Excerpts from a figure dataset:
────

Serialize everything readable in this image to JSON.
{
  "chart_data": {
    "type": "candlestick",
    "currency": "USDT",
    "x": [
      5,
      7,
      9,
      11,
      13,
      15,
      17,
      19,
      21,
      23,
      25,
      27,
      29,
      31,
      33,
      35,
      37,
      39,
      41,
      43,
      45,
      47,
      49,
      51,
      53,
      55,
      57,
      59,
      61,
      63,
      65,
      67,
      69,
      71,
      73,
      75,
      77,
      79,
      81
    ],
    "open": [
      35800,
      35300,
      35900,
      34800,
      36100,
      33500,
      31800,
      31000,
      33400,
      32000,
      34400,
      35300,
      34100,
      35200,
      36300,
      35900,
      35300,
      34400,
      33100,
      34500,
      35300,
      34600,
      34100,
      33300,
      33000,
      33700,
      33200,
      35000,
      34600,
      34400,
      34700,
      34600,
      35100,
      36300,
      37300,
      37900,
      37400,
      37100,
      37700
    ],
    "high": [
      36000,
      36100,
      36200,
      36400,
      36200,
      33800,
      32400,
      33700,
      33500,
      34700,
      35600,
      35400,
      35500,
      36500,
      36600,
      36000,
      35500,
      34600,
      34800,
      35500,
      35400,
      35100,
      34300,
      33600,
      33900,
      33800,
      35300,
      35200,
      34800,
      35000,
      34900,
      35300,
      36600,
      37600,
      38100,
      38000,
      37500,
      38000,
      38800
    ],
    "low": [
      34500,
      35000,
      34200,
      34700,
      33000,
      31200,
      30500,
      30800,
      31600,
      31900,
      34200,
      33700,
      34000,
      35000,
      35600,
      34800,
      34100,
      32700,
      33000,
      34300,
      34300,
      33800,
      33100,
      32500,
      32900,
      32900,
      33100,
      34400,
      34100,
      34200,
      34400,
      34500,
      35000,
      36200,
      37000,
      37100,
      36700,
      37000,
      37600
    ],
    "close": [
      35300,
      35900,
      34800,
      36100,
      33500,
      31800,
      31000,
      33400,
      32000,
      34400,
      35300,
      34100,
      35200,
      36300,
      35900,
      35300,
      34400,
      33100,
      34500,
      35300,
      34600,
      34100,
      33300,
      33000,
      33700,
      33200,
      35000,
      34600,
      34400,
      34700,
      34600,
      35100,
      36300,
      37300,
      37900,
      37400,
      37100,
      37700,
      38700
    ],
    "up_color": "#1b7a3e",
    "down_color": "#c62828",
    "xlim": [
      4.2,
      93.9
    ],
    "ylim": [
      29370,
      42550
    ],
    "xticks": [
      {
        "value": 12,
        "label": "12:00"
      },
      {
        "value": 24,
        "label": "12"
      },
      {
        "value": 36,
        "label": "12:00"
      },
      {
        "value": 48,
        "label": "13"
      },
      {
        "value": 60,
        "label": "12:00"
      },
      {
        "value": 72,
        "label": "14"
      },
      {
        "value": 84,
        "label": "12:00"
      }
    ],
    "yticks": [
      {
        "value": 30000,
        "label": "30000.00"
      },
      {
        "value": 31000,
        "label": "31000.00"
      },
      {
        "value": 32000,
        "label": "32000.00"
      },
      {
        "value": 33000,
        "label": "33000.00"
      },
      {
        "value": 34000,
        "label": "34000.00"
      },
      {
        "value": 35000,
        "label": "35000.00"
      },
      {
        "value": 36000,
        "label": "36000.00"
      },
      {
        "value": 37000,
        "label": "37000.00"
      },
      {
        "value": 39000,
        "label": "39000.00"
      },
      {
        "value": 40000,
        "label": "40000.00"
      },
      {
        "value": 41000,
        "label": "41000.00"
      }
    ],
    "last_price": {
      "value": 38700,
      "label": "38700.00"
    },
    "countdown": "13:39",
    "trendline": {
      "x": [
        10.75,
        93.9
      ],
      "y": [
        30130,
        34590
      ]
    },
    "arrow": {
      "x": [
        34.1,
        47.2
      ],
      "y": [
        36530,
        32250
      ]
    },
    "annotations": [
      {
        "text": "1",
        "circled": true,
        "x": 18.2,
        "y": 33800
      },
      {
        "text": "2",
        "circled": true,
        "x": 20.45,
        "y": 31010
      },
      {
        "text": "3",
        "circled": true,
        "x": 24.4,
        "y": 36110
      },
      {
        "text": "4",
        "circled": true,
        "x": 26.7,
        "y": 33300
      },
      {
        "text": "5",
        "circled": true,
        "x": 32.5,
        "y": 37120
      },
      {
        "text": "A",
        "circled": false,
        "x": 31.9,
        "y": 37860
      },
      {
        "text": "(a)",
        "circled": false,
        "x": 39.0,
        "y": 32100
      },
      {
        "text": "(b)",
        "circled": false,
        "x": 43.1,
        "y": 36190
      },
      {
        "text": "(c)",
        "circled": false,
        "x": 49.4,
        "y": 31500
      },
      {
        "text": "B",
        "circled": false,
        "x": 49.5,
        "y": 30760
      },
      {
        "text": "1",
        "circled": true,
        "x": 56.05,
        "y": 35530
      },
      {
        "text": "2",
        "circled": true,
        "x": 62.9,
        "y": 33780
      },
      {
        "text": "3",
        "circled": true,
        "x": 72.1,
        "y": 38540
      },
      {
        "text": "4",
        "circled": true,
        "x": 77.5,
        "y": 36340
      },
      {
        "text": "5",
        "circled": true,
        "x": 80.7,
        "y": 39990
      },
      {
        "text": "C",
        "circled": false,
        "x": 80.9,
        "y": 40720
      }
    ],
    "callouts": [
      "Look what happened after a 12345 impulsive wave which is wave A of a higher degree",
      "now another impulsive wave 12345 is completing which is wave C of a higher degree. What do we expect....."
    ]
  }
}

────

▸ **The request**: Which lines of the data above contain "degree"? Copy each one.

▸ **Response to this exercise**:
      "Look what happened after a 12345 impulsive wave which is wave A of a higher degree",
      "now another impulsive wave 12345 is completing which is wave C of a higher degree. What do we expect....."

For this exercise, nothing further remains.